**Set task:** State the number of lines that include the string "name", and write nothing else.
========================================
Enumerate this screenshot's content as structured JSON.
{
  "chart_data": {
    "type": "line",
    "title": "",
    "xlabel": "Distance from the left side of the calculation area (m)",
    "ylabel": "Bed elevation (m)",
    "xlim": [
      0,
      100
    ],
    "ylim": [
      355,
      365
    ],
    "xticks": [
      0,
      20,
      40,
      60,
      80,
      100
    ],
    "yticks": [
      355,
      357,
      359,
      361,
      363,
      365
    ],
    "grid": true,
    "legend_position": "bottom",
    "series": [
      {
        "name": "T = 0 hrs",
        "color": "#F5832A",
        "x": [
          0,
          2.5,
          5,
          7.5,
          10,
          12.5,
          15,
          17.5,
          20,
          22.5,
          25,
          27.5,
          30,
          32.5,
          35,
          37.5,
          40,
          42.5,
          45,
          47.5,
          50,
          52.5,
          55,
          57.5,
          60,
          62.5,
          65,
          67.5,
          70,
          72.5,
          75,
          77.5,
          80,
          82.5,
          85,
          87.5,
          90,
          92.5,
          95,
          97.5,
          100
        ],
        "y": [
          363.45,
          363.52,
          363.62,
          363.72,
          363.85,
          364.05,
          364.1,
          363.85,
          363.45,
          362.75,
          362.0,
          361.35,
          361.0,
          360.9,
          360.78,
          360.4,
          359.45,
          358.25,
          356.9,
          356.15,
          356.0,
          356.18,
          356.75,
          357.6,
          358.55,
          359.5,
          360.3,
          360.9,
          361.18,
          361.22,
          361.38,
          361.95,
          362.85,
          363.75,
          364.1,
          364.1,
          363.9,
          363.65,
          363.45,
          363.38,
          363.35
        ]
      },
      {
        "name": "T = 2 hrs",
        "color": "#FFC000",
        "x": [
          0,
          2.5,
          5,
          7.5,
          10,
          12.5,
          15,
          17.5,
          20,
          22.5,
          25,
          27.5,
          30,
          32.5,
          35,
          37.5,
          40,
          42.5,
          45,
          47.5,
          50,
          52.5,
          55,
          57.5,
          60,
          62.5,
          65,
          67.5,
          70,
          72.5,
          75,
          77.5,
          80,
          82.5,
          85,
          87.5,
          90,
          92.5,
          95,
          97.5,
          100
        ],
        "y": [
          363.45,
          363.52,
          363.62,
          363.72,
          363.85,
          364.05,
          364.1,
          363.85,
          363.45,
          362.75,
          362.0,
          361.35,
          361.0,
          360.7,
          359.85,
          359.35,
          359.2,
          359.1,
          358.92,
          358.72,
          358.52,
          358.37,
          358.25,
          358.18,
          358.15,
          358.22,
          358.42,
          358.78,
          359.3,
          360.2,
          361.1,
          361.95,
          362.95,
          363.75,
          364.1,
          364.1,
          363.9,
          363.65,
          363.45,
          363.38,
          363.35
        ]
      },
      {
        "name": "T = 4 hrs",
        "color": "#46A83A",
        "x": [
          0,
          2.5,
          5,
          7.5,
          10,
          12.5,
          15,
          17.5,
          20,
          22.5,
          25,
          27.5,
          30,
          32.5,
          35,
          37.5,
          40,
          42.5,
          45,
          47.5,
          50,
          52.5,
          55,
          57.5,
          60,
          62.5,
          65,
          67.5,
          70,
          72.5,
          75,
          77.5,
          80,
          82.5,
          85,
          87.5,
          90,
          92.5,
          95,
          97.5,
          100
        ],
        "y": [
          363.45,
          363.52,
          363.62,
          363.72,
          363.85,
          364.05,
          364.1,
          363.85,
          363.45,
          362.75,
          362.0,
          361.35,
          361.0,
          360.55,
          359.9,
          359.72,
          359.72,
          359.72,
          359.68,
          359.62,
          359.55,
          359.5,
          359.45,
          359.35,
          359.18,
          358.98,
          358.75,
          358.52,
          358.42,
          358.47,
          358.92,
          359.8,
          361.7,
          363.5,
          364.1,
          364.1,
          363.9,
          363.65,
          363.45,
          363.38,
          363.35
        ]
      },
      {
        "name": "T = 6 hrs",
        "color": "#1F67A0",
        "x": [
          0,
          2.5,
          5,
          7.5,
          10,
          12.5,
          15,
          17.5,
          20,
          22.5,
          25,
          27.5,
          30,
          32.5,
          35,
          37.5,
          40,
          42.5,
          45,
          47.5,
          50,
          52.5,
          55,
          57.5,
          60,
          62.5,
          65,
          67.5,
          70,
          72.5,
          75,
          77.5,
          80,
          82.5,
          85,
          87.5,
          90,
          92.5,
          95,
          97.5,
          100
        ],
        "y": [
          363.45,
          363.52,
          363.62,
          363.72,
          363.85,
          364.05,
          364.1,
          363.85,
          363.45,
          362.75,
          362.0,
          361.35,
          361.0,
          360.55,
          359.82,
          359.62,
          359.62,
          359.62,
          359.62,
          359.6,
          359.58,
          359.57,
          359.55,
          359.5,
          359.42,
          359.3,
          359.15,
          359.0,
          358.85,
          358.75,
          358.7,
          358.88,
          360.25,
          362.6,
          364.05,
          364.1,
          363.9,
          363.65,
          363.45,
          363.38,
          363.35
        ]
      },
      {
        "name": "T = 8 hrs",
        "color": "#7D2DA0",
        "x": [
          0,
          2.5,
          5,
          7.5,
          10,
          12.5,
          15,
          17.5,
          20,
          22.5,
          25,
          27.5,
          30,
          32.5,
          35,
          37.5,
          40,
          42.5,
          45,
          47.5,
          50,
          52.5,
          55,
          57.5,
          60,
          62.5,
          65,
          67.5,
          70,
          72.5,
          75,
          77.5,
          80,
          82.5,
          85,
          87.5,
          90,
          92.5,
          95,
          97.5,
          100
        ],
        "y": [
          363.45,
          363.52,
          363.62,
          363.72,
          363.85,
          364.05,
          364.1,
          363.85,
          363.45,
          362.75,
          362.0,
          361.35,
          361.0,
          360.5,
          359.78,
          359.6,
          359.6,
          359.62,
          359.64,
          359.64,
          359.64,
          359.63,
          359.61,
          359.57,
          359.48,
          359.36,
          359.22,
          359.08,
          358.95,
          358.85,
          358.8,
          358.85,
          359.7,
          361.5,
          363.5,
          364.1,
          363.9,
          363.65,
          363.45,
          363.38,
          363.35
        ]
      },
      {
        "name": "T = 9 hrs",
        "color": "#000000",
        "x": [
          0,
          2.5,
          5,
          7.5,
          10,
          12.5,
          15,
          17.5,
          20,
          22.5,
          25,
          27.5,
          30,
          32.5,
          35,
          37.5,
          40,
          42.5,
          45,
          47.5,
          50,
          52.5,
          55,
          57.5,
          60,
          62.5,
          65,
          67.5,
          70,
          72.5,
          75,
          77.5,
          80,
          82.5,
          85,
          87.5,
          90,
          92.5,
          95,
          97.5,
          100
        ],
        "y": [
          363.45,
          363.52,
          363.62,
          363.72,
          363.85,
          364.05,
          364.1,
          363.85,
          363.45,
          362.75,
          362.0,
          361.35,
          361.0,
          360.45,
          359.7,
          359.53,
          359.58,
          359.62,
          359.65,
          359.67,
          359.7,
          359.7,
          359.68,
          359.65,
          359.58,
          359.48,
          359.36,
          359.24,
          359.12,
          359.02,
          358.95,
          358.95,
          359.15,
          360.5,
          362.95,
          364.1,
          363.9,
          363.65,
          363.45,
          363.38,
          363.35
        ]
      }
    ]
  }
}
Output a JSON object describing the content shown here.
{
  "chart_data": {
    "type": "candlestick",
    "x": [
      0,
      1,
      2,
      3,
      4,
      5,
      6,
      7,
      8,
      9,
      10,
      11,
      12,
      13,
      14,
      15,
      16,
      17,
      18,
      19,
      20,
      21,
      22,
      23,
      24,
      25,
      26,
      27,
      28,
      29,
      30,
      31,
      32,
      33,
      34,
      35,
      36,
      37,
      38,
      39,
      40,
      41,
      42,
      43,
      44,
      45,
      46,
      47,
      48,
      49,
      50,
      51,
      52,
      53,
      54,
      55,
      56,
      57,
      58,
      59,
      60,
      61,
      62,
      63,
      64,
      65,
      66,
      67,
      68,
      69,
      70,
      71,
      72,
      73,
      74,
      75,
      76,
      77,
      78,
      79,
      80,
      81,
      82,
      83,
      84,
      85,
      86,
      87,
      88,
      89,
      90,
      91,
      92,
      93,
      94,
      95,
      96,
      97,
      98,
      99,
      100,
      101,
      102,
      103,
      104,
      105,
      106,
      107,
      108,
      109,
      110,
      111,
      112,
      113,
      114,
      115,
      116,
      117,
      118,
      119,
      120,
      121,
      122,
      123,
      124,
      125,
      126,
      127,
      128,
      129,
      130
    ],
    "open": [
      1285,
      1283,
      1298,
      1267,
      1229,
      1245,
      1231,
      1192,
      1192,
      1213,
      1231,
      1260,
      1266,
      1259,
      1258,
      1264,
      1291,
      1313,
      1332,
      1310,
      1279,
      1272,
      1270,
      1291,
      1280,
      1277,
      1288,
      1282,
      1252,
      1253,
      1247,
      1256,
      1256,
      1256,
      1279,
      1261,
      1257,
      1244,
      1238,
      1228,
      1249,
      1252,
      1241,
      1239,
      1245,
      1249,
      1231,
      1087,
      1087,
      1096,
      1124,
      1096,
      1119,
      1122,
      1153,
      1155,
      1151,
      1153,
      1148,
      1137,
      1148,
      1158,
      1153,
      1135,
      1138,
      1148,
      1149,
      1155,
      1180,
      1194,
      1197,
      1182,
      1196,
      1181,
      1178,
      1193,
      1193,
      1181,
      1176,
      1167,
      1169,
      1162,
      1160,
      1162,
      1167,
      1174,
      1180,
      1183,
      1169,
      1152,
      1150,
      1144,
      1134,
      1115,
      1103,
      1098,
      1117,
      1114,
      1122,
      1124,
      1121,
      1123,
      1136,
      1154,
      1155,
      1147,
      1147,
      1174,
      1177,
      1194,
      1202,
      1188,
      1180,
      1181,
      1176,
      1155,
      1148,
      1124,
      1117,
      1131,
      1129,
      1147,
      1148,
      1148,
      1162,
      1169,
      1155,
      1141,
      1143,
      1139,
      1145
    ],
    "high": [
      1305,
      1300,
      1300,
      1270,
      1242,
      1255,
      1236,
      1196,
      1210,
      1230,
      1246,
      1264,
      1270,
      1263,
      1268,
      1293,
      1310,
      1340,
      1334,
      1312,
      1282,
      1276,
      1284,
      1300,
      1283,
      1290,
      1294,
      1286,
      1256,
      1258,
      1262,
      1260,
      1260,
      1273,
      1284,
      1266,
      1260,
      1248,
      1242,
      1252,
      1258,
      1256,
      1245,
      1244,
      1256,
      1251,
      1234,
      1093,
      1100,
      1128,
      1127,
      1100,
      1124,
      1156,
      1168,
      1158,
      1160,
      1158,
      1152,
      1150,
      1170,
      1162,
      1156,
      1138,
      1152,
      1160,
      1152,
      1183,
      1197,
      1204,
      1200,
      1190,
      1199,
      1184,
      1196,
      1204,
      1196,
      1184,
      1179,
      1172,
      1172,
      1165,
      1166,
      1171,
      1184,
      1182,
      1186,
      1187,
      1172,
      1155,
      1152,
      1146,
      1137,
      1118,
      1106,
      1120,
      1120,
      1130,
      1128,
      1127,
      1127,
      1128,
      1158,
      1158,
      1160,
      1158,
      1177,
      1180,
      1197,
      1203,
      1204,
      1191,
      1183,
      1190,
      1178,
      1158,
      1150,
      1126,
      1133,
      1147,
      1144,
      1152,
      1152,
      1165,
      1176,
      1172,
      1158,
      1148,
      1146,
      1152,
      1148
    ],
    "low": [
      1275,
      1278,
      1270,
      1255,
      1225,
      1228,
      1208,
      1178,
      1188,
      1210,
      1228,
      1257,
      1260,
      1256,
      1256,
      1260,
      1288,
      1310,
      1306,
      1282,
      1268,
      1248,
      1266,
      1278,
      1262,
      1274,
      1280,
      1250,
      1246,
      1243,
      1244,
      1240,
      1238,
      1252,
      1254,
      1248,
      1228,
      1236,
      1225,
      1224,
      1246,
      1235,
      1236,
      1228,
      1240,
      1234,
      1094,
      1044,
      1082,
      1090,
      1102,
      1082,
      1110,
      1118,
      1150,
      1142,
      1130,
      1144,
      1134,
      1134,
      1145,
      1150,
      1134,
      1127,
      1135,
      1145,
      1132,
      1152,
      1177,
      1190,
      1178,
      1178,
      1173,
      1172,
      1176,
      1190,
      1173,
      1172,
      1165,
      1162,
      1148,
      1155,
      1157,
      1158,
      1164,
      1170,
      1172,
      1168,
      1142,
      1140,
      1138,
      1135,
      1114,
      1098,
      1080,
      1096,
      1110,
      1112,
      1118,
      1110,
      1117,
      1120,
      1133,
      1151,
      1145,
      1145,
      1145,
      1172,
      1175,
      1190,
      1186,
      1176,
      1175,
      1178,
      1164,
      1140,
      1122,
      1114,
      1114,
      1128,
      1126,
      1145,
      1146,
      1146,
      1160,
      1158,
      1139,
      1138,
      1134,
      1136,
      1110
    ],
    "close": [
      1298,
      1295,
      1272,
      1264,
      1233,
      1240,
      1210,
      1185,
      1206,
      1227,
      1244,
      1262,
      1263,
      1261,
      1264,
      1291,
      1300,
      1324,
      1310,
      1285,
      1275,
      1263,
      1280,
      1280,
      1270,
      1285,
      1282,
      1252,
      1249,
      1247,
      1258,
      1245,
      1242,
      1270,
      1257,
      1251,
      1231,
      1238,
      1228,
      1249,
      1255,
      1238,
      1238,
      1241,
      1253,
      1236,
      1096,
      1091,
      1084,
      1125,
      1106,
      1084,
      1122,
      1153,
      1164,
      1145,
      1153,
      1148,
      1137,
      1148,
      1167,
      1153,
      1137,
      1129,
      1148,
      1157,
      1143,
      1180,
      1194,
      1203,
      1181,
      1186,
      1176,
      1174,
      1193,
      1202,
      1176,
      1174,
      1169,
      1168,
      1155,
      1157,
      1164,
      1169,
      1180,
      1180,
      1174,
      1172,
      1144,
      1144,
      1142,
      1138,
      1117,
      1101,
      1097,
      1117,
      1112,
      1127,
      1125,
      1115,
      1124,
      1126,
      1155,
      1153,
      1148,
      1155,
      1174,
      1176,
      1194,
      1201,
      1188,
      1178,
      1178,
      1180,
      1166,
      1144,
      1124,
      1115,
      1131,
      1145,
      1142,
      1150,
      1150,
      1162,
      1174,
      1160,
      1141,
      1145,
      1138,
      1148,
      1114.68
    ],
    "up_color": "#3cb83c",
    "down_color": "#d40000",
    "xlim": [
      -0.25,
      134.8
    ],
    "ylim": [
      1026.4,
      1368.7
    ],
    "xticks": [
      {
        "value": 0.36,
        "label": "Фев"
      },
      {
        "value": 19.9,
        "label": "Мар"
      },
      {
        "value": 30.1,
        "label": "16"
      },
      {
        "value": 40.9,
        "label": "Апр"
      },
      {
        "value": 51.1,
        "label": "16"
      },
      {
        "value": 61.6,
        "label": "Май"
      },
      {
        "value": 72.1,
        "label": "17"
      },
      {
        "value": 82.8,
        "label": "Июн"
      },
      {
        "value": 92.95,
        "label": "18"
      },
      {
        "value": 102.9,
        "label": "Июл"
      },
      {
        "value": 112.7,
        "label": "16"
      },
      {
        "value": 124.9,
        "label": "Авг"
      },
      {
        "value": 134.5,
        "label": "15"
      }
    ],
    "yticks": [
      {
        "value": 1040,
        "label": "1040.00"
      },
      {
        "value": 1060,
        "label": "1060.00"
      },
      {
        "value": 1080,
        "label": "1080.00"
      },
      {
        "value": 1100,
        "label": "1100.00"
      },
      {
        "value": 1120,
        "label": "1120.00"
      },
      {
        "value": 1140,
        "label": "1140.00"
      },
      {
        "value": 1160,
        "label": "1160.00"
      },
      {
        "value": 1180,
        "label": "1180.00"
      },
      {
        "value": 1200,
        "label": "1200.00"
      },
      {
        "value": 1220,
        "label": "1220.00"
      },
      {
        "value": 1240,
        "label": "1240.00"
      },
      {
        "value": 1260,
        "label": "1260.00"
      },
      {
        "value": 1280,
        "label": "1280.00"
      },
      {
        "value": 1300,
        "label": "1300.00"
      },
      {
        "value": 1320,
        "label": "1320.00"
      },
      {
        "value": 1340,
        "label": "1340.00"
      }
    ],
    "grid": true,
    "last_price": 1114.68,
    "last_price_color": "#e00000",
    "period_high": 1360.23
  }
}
========================================
**Response to the task:** 6